— begin Raw data —

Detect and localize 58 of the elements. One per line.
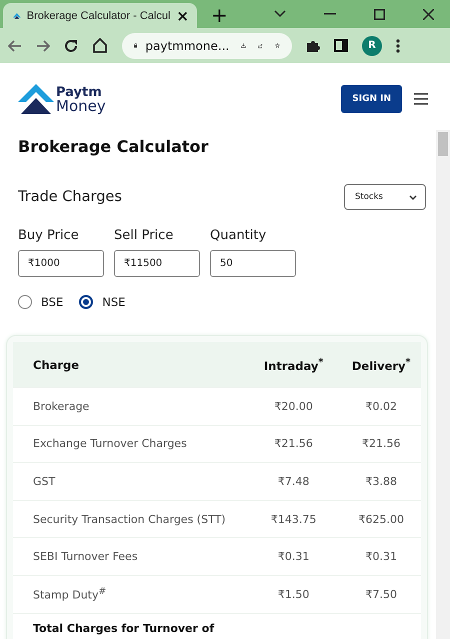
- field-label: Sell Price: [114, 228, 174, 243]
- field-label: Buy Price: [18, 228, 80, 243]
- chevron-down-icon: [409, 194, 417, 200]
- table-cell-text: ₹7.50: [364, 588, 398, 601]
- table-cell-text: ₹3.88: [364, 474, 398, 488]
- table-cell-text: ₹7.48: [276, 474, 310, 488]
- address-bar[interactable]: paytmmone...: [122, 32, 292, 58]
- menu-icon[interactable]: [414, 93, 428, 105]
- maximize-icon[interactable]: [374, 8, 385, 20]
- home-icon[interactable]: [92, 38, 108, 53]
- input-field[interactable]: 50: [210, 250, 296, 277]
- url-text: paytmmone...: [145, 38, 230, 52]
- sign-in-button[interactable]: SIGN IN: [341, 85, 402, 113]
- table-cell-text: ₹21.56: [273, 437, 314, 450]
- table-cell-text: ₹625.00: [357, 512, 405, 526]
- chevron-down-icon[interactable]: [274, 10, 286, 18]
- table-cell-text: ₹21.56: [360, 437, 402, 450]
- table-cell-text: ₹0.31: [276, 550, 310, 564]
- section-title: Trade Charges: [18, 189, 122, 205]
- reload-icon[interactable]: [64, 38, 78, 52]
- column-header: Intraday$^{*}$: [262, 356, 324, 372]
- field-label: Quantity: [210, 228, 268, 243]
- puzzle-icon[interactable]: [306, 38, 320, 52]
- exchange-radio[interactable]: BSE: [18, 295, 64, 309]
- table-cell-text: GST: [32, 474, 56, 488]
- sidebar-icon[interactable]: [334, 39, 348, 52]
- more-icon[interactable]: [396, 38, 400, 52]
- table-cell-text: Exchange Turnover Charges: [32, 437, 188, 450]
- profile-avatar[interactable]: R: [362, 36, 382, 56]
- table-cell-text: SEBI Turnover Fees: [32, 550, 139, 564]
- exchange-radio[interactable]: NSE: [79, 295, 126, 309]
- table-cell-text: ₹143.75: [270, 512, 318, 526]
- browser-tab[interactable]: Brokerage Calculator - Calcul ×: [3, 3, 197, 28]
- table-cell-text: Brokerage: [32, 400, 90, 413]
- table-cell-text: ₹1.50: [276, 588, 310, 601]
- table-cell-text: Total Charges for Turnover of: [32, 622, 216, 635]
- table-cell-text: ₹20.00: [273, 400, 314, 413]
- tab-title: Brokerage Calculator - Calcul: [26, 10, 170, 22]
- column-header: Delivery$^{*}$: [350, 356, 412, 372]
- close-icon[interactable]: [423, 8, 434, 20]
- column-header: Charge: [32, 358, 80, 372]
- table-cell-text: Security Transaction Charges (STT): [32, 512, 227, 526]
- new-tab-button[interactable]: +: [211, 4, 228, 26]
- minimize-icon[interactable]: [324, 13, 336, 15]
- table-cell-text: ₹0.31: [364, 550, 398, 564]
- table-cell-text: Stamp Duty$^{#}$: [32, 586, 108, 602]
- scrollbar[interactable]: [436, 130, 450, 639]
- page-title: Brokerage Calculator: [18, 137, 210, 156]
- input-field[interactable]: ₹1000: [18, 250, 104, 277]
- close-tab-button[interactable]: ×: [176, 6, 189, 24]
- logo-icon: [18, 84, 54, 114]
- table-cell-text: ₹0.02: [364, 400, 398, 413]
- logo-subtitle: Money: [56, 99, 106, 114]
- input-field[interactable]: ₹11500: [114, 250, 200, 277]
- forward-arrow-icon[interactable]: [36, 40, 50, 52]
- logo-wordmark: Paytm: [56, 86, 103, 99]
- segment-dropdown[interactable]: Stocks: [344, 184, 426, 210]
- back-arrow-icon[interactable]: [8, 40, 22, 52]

— end Raw data —

Copy out every entry above word for word, leaving out the pictures.

# [Reply to the exercise]
Detect and localize 58 of the elements. One per line.
- field-label: Sell Price: [114, 228, 174, 243]
- field-label: Buy Price: [18, 228, 80, 243]
- chevron-down-icon: [409, 194, 417, 200]
- table-cell-text: ₹7.50: [364, 588, 398, 601]
- table-cell-text: ₹3.88: [364, 474, 398, 488]
- table-cell-text: ₹7.48: [276, 474, 310, 488]
- address-bar[interactable]: paytmmone...: [122, 32, 292, 58]
- menu-icon[interactable]: [414, 93, 428, 105]
- maximize-icon[interactable]: [374, 8, 385, 20]
- home-icon[interactable]: [92, 38, 108, 53]
- input-field[interactable]: 50: [210, 250, 296, 277]
- url-text: paytmmone...: [145, 38, 230, 52]
- sign-in-button[interactable]: SIGN IN: [341, 85, 402, 113]
- table-cell-text: ₹21.56: [273, 437, 314, 450]
- table-cell-text: ₹625.00: [357, 512, 405, 526]
- chevron-down-icon[interactable]: [274, 10, 286, 18]
- table-cell-text: ₹21.56: [360, 437, 402, 450]
- table-cell-text: ₹0.31: [276, 550, 310, 564]
- section-title: Trade Charges: [18, 189, 122, 205]
- reload-icon[interactable]: [64, 38, 78, 52]
- column-header: Intraday$^{*}$: [262, 356, 324, 372]
- field-label: Quantity: [210, 228, 268, 243]
- puzzle-icon[interactable]: [306, 38, 320, 52]
- exchange-radio[interactable]: BSE: [18, 295, 64, 309]
- table-cell-text: GST: [32, 474, 56, 488]
- sidebar-icon[interactable]: [334, 39, 348, 52]
- more-icon[interactable]: [396, 38, 400, 52]
- table-cell-text: Exchange Turnover Charges: [32, 437, 188, 450]
- profile-avatar[interactable]: R: [362, 36, 382, 56]
- table-cell-text: SEBI Turnover Fees: [32, 550, 139, 564]
- exchange-radio[interactable]: NSE: [79, 295, 126, 309]
- table-cell-text: ₹143.75: [270, 512, 318, 526]
- browser-tab[interactable]: Brokerage Calculator - Calcul ×: [3, 3, 197, 28]
- table-cell-text: Brokerage: [32, 400, 90, 413]
- table-cell-text: ₹1.50: [276, 588, 310, 601]
- table-cell-text: Total Charges for Turnover of: [32, 622, 216, 635]
- table-cell-text: ₹20.00: [273, 400, 314, 413]
- tab-title: Brokerage Calculator - Calcul: [26, 10, 170, 22]
- column-header: Delivery$^{*}$: [350, 356, 412, 372]
- close-icon[interactable]: [423, 8, 434, 20]
- column-header: Charge: [32, 358, 80, 372]
- table-cell-text: Security Transaction Charges (STT): [32, 512, 227, 526]
- new-tab-button[interactable]: +: [211, 4, 228, 26]
- minimize-icon[interactable]: [324, 13, 336, 15]
- table-cell-text: ₹0.31: [364, 550, 398, 564]
- table-cell-text: Stamp Duty$^{#}$: [32, 586, 108, 602]
- scrollbar[interactable]: [436, 130, 450, 639]
- page-title: Brokerage Calculator: [18, 137, 210, 156]
- input-field[interactable]: ₹1000: [18, 250, 104, 277]
- close-tab-button[interactable]: ×: [176, 6, 189, 24]
- logo-icon: [18, 84, 54, 114]
- table-cell-text: ₹0.02: [364, 400, 398, 413]
- logo-subtitle: Money: [56, 99, 106, 114]
- input-field[interactable]: ₹11500: [114, 250, 200, 277]
- forward-arrow-icon[interactable]: [36, 40, 50, 52]
- logo-wordmark: Paytm: [56, 86, 103, 99]
- segment-dropdown[interactable]: Stocks: [344, 184, 426, 210]
- back-arrow-icon[interactable]: [8, 40, 22, 52]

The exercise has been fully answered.